Required task:
Go through the data and copy every line exactly, but not the images.

====

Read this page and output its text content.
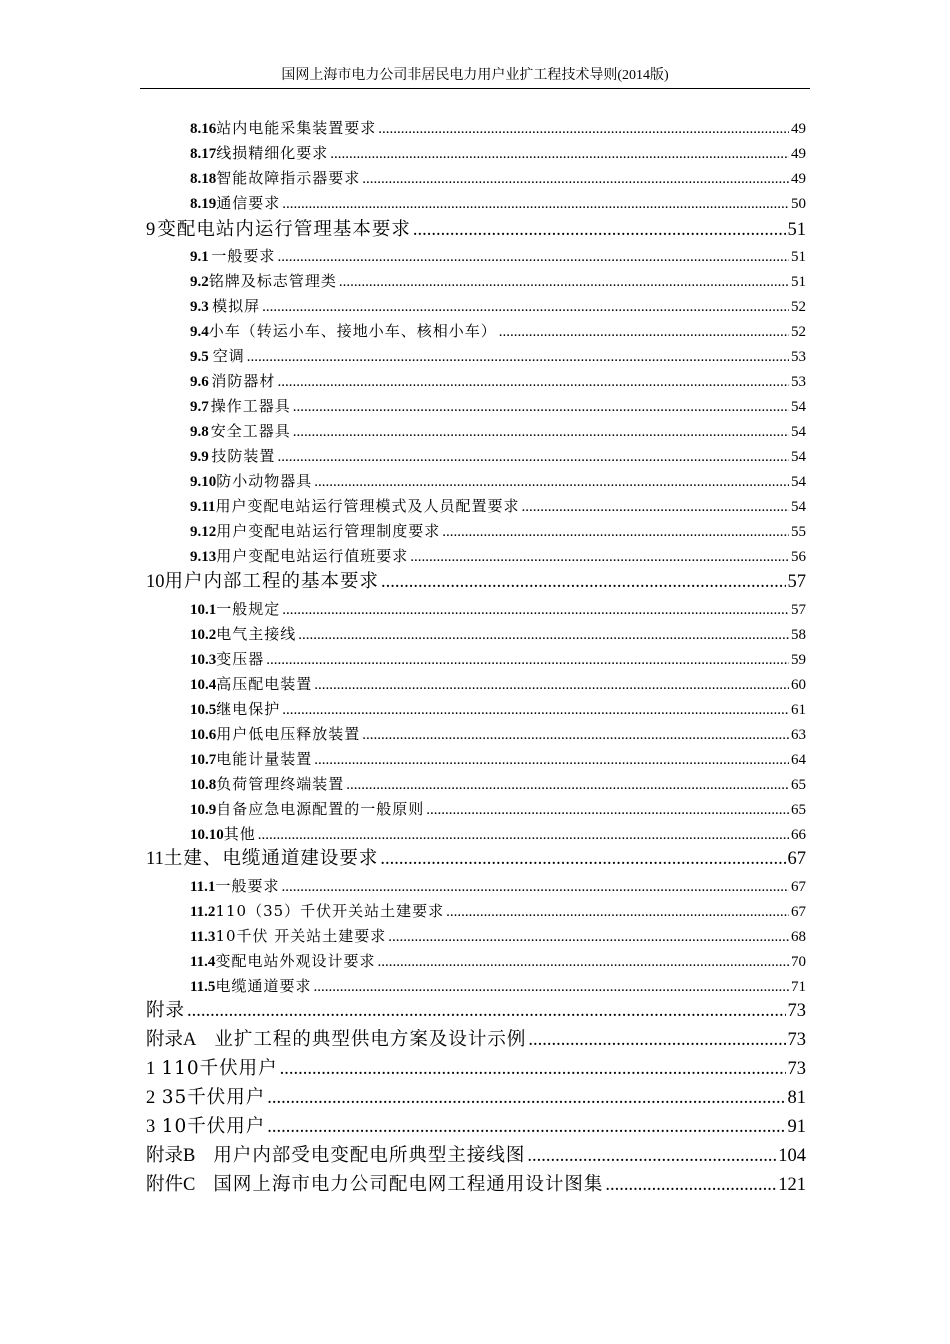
国网上海市电力公司非居民电力用户业扩工程技术导则(2014版)
8.16 站内电能采集装置要求 .....	49
8.17 线损精细化要求 .....	49
8.18 智能故障指示器要求 .....	49
8.19 通信要求 .....	50
9 变配电站内运行管理基本要求 .....	51
9.1 一般要求 .....	51
9.2 铭牌及标志管理类 .....	51
9.3 模拟屏 .....	52
9.4 小车（转运小车、接地小车、核相小车） .....	52
9.5 空调 .....	53
9.6 消防器材 .....	53
9.7 操作工器具 .....	54
9.8 安全工器具 .....	54
9.9 技防装置 .....	54
9.10 防小动物器具 .....	54
9.11 用户变配电站运行管理模式及人员配置要求 .....	54
9.12 用户变配电站运行管理制度要求 .....	55
9.13 用户变配电站运行值班要求 .....	56
10 用户内部工程的基本要求 .....	57
10.1 一般规定 .....	57
10.2 电气主接线 .....	58
10.3 变压器 .....	59
10.4 高压配电装置 .....	60
10.5 继电保护 .....	61
10.6 用户低电压释放装置 .....	63
10.7 电能计量装置 .....	64
10.8 负荷管理终端装置 .....	65
10.9 自备应急电源配置的一般原则 .....	65
10.10 其他 .....	66
11 土建、电缆通道建设要求 .....	67
11.1 一般要求 .....	67
11.2 110（35）千伏开关站土建要求 .....	67
11.3 10千伏 开关站土建要求 .....	68
11.4 变配电站外观设计要求 .....	70
11.5 电缆通道要求 .....	71
附录 .....	73
附录A 业扩工程的典型供电方案及设计示例 .....	73
1 110千伏用户 .....	73
2 35千伏用户 .....	81
3 10千伏用户 .....	91
附录B 用户内部受电变配电所典型主接线图 .....	104
附件C 国网上海市电力公司配电网工程通用设计图集 .....	121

====

Answer to the problem:
Read this page and output its text content.
国网上海市电力公司非居民电力用户业扩工程技术导则(2014版)
8.16 站内电能采集装置要求 .....	49
8.17 线损精细化要求 .....	49
8.18 智能故障指示器要求 .....	49
8.19 通信要求 .....	50
9 变配电站内运行管理基本要求 .....	51
9.1 一般要求 .....	51
9.2 铭牌及标志管理类 .....	51
9.3 模拟屏 .....	52
9.4 小车（转运小车、接地小车、核相小车） .....	52
9.5 空调 .....	53
9.6 消防器材 .....	53
9.7 操作工器具 .....	54
9.8 安全工器具 .....	54
9.9 技防装置 .....	54
9.10 防小动物器具 .....	54
9.11 用户变配电站运行管理模式及人员配置要求 .....	54
9.12 用户变配电站运行管理制度要求 .....	55
9.13 用户变配电站运行值班要求 .....	56
10 用户内部工程的基本要求 .....	57
10.1 一般规定 .....	57
10.2 电气主接线 .....	58
10.3 变压器 .....	59
10.4 高压配电装置 .....	60
10.5 继电保护 .....	61
10.6 用户低电压释放装置 .....	63
10.7 电能计量装置 .....	64
10.8 负荷管理终端装置 .....	65
10.9 自备应急电源配置的一般原则 .....	65
10.10 其他 .....	66
11 土建、电缆通道建设要求 .....	67
11.1 一般要求 .....	67
11.2 110（35）千伏开关站土建要求 .....	67
11.3 10千伏 开关站土建要求 .....	68
11.4 变配电站外观设计要求 .....	70
11.5 电缆通道要求 .....	71
附录 .....	73
附录A 业扩工程的典型供电方案及设计示例 .....	73
1 110千伏用户 .....	73
2 35千伏用户 .....	81
3 10千伏用户 .....	91
附录B 用户内部受电变配电所典型主接线图 .....	104
附件C 国网上海市电力公司配电网工程通用设计图集 .....	121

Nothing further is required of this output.